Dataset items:
* * * * * * *
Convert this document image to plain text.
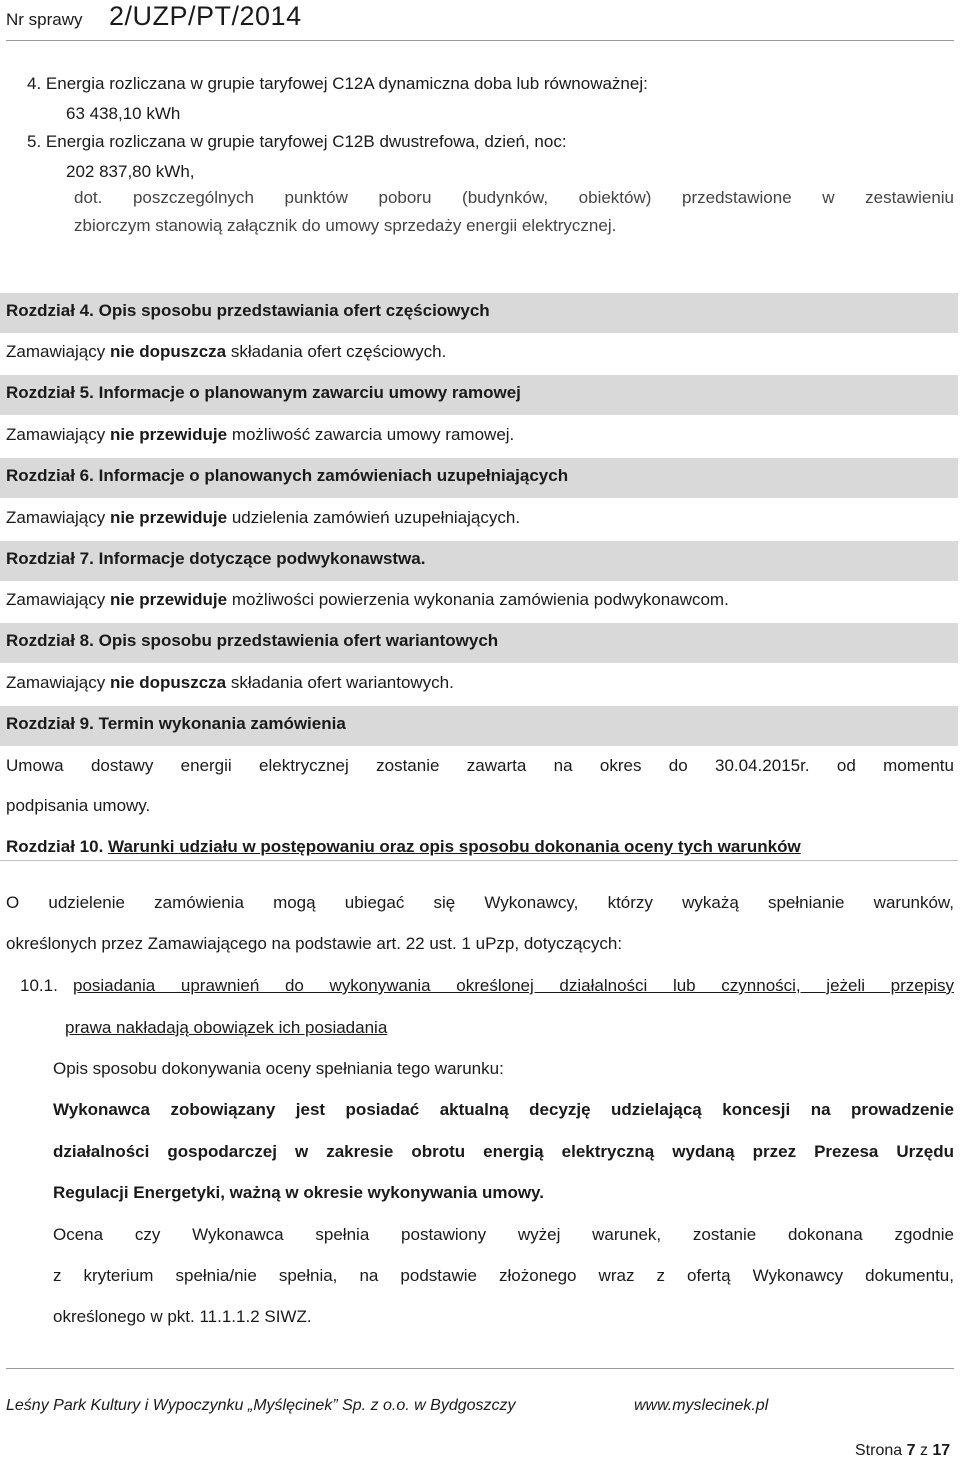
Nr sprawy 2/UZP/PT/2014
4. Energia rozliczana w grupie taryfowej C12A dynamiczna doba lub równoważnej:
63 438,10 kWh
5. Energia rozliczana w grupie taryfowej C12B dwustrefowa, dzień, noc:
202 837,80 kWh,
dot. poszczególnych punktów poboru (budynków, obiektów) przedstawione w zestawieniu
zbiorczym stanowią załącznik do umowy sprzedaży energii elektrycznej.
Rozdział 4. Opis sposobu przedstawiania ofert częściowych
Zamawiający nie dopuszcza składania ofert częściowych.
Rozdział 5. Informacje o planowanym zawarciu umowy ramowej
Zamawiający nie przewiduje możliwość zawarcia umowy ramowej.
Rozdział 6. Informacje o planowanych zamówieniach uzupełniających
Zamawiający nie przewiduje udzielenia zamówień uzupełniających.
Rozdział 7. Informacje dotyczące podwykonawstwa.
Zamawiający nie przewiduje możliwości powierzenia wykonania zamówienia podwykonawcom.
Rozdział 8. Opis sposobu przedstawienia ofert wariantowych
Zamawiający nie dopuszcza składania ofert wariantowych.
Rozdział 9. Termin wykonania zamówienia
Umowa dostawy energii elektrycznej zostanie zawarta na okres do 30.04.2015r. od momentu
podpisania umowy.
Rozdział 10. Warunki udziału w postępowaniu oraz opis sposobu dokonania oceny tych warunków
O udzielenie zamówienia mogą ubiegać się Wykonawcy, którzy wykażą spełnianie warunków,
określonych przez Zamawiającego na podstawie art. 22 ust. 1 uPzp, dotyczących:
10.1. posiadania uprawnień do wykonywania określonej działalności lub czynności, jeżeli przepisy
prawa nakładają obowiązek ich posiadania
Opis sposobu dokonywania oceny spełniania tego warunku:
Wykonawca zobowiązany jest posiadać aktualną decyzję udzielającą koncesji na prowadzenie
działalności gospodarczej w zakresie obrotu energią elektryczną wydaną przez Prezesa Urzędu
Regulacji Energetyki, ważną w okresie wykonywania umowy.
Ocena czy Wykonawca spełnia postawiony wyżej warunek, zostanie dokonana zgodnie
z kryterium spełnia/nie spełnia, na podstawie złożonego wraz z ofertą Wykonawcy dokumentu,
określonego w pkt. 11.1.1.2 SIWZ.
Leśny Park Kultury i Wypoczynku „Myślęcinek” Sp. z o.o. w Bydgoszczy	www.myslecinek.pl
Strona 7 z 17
* * * * * * *
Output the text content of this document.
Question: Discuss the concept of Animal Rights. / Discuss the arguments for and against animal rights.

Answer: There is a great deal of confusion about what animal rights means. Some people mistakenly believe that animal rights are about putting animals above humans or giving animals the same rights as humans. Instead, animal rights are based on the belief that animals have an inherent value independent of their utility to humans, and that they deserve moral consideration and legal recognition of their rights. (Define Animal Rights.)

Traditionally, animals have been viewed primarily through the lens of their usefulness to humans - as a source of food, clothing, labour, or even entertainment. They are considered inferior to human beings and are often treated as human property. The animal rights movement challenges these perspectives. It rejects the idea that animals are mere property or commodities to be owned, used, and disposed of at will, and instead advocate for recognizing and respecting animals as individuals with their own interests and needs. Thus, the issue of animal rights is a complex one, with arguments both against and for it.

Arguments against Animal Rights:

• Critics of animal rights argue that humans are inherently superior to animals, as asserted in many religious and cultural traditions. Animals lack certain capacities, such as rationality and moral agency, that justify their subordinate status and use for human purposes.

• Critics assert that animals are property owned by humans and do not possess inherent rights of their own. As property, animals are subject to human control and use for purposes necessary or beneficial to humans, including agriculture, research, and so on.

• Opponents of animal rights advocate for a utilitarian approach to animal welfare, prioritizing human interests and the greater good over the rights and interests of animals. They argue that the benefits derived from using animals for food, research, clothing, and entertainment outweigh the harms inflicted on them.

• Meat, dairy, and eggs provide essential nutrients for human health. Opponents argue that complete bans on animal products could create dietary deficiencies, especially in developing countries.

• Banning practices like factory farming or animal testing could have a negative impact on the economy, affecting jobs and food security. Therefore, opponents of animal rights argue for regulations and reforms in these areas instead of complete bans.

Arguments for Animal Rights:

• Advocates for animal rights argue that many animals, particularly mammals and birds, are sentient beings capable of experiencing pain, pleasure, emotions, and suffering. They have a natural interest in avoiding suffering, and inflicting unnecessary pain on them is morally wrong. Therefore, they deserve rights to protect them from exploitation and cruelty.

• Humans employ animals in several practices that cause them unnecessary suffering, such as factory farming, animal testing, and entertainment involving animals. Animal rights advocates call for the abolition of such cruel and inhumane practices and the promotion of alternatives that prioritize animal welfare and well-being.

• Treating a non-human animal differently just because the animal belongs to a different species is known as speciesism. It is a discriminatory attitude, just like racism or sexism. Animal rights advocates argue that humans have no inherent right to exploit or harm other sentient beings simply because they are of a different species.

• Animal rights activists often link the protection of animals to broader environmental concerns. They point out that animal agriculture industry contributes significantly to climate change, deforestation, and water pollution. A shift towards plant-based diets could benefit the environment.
* * * * * * *
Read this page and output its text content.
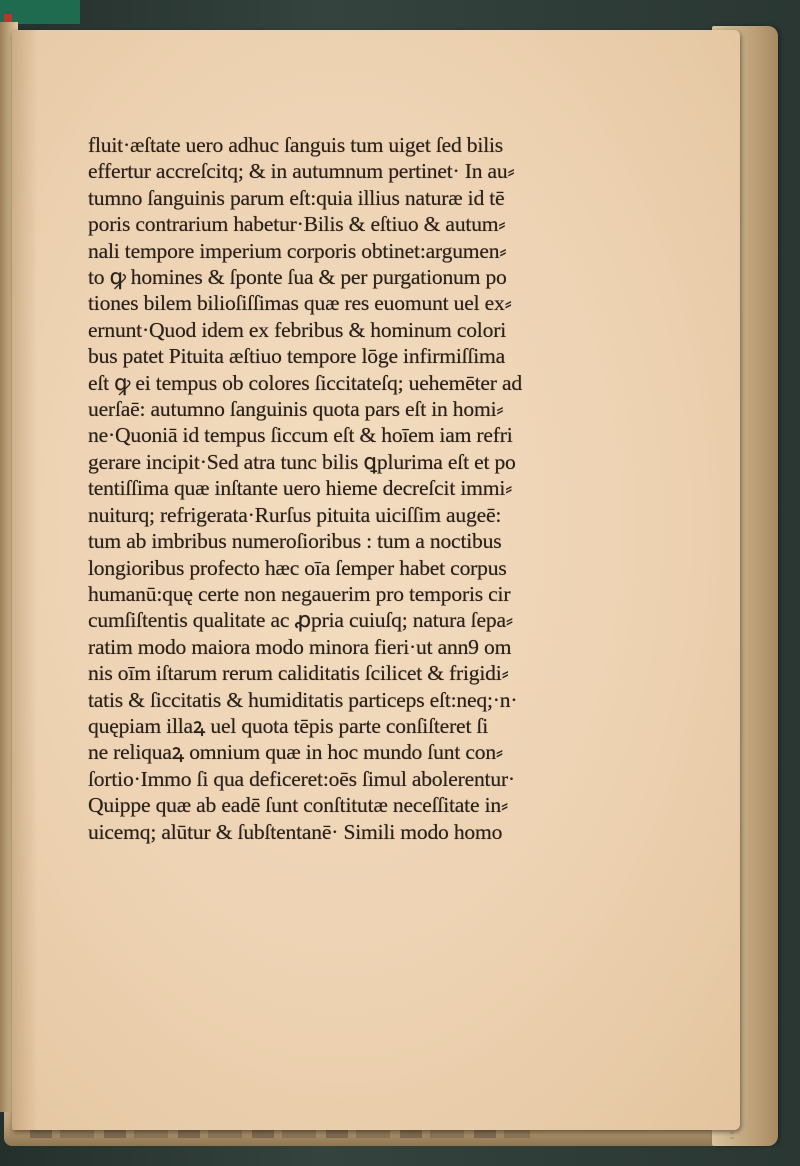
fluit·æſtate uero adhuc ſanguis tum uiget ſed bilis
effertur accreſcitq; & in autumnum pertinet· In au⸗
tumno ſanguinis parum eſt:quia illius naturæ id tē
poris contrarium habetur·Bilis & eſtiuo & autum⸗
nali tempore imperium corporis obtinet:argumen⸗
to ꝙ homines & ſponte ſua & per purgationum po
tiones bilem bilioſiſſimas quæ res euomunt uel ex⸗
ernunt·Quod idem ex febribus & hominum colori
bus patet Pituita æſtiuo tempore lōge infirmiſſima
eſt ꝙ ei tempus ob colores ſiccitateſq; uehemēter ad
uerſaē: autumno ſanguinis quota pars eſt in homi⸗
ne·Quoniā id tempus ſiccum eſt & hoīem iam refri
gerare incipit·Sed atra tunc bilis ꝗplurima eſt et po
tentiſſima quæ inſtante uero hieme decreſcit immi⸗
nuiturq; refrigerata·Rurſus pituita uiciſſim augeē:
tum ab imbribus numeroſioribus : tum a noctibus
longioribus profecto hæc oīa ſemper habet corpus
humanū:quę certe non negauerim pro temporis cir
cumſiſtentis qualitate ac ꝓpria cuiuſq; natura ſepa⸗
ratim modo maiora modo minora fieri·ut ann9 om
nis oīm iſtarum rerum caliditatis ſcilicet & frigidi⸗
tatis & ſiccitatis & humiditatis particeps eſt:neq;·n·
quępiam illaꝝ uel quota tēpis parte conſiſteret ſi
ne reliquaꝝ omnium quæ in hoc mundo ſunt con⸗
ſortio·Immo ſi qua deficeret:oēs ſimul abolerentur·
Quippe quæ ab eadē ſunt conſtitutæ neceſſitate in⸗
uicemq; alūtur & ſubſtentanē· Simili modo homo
* * * * * * *
* [SHORT TASK]: Copy each line from the data above that includes "Zamawiający".

* [RESPONSE BELOW]:
Zamawiający nie dopuszcza składania ofert częściowych.
Zamawiający nie przewiduje możliwość zawarcia umowy ramowej.
Zamawiający nie przewiduje udzielenia zamówień uzupełniających.
Zamawiający nie przewiduje możliwości powierzenia wykonania zamówienia podwykonawcom.
Zamawiający nie dopuszcza składania ofert wariantowych.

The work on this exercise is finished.